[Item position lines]
┄┄┄┄┄┄┄┄┄┄
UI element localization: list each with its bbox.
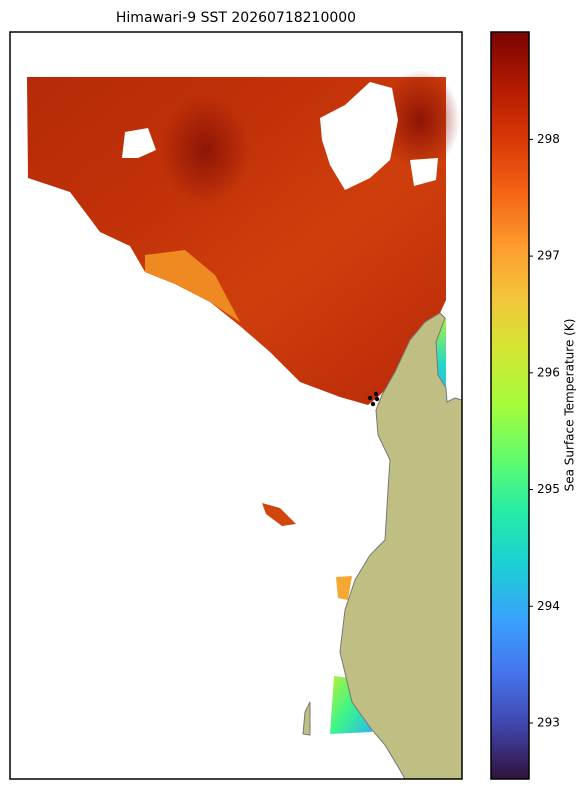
colorbar-tick-label: 297 (537, 249, 560, 263)
map-frame (9, 31, 463, 780)
colorbar-tick-label: 298 (537, 132, 560, 146)
map-title: Himawari-9 SST 20260718210000 (116, 10, 356, 26)
colorbar-tick-label: 294 (537, 599, 560, 613)
cloud-mask (410, 158, 438, 186)
sst-cool-patch (145, 250, 240, 322)
sst-patch (336, 576, 352, 600)
colorbar-tick-label: 293 (537, 715, 560, 729)
sst-warm-patch (160, 95, 250, 205)
cloud-mask (320, 82, 398, 190)
colorbar-tick-label: 296 (537, 365, 560, 379)
sst-patch (330, 676, 372, 734)
colorbar (490, 31, 530, 780)
stations (367, 391, 380, 407)
sst-patch (262, 503, 296, 526)
island (302, 701, 311, 736)
land (339, 312, 462, 779)
map-area (27, 70, 462, 779)
sst-warm-patch (380, 70, 460, 170)
colorbar-tick-label: 295 (537, 482, 560, 496)
cloud-mask (122, 128, 156, 158)
colorbar-label: Sea Surface Temperature (K) (563, 319, 577, 492)
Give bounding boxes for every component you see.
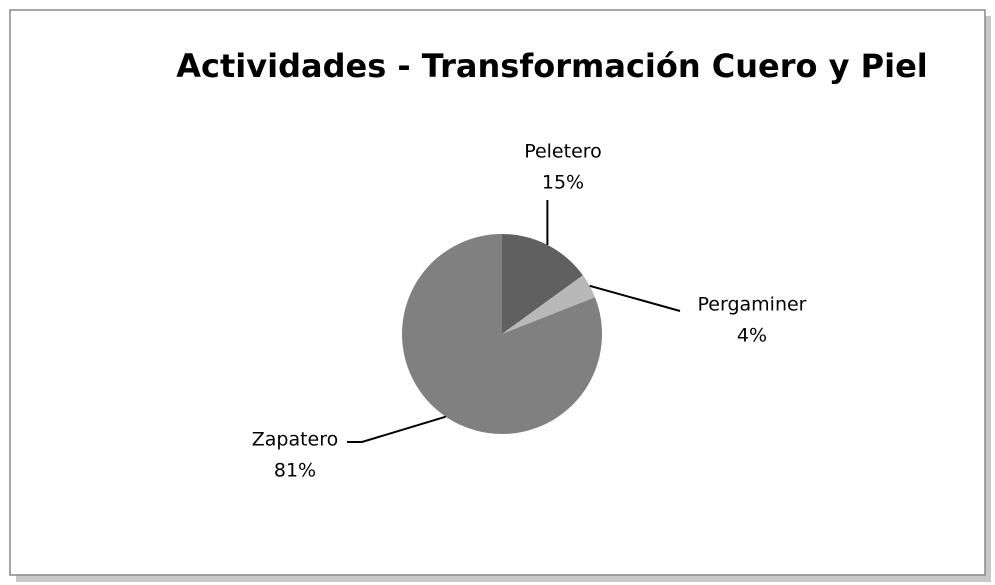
slice-value-label: 81% <box>274 460 316 482</box>
leader-line <box>589 284 681 312</box>
pie-slice <box>402 234 603 435</box>
pie-slice <box>502 275 595 334</box>
pie-slice <box>502 234 583 334</box>
chart-title: Actividades - Transformación Cuero y Pie… <box>176 47 928 85</box>
slice-label: Pergaminer <box>698 294 807 316</box>
slice-label: Zapatero <box>252 429 339 451</box>
leader-line <box>347 415 447 443</box>
slice-value-label: 4% <box>737 325 767 347</box>
slice-value-label: 15% <box>542 172 584 194</box>
slice-label: Peletero <box>524 141 602 163</box>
┄┄┄┄┄┄┄┄┄┄
*WHAT NEEDS TO BE DONE*: Rewrite all of the lines above, changing every "cloud-mask" to "cloud-cover" and keeping everything else the same. Omit the pictures from your output.

*OUTPUT FOR THIS EXERCISE*:
UI element localization: list each with its bbox.
colorbar-tick-label: 297 (537, 249, 560, 263)
map-frame (9, 31, 463, 780)
colorbar-tick-label: 298 (537, 132, 560, 146)
map-title: Himawari-9 SST 20260718210000 (116, 10, 356, 26)
colorbar-tick-label: 294 (537, 599, 560, 613)
cloud-cover (410, 158, 438, 186)
sst-cool-patch (145, 250, 240, 322)
sst-patch (336, 576, 352, 600)
colorbar-tick-label: 293 (537, 715, 560, 729)
sst-warm-patch (160, 95, 250, 205)
cloud-cover (320, 82, 398, 190)
colorbar-tick-label: 296 (537, 365, 560, 379)
sst-patch (330, 676, 372, 734)
colorbar (490, 31, 530, 780)
stations (367, 391, 380, 407)
sst-patch (262, 503, 296, 526)
island (302, 701, 311, 736)
land (339, 312, 462, 779)
map-area (27, 70, 462, 779)
sst-warm-patch (380, 70, 460, 170)
colorbar-tick-label: 295 (537, 482, 560, 496)
cloud-cover (122, 128, 156, 158)
colorbar-label: Sea Surface Temperature (K) (563, 319, 577, 492)
Give bounding boxes for every component you see.
slice-value-label: 81% <box>274 460 316 482</box>
leader-line <box>589 284 681 312</box>
pie-slice <box>402 234 603 435</box>
pie-slice <box>502 275 595 334</box>
pie-slice <box>502 234 583 334</box>
chart-title: Actividades - Transformación Cuero y Pie… <box>176 47 928 85</box>
slice-label: Pergaminer <box>698 294 807 316</box>
slice-label: Zapatero <box>252 429 339 451</box>
leader-line <box>347 415 447 443</box>
slice-value-label: 4% <box>737 325 767 347</box>
slice-value-label: 15% <box>542 172 584 194</box>
slice-label: Peletero <box>524 141 602 163</box>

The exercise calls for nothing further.